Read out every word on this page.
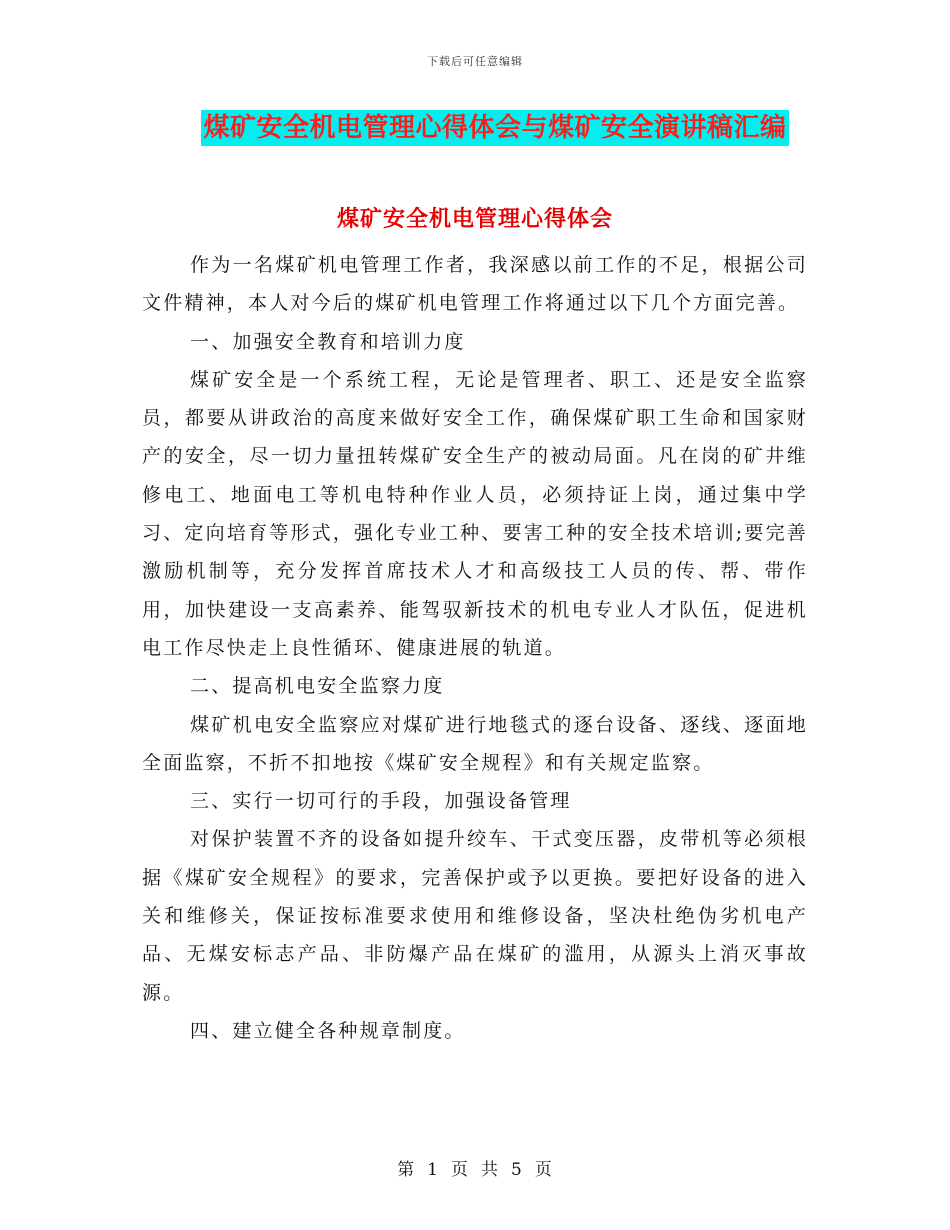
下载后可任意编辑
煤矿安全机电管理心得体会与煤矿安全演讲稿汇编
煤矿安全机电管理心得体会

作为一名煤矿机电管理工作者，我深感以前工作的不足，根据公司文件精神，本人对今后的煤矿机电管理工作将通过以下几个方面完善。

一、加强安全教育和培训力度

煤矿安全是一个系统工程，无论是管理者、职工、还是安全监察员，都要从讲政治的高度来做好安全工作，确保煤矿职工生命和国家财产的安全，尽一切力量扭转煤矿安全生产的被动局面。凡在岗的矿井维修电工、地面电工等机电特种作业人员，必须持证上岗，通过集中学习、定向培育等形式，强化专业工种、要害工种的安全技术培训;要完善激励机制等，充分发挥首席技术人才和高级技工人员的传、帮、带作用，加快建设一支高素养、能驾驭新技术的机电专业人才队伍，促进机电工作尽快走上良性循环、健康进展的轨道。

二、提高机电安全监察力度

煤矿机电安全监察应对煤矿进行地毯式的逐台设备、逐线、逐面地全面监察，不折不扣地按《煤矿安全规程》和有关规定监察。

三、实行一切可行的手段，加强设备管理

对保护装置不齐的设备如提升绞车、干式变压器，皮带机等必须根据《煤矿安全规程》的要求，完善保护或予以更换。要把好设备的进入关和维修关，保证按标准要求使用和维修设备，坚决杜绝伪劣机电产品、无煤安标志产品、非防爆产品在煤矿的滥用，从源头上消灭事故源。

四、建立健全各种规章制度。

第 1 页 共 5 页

---

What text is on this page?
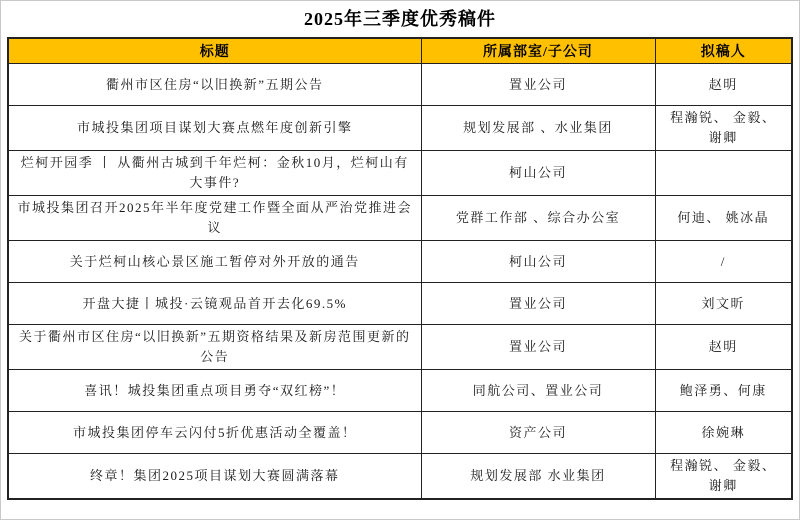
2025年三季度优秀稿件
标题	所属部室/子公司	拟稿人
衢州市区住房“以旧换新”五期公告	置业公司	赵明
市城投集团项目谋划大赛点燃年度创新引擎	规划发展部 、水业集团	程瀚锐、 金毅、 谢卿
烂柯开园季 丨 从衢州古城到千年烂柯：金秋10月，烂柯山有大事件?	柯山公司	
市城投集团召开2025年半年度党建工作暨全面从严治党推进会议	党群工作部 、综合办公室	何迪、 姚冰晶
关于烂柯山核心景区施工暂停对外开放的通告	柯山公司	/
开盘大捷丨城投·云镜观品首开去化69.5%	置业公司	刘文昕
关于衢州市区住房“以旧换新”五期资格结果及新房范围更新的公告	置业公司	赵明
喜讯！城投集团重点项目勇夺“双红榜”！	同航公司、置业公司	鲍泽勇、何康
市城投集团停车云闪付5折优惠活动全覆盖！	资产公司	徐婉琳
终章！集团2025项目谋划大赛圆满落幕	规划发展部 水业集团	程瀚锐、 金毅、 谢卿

## REQUIREMENTS
Lines from the records above that hold "规划发展部" are the ones to list.

## SOLUTION TO THE PROBLEM
市城投集团项目谋划大赛点燃年度创新引擎	规划发展部 、水业集团	程瀚锐、 金毅、 谢卿
终章！集团2025项目谋划大赛圆满落幕	规划发展部 水业集团	程瀚锐、 金毅、 谢卿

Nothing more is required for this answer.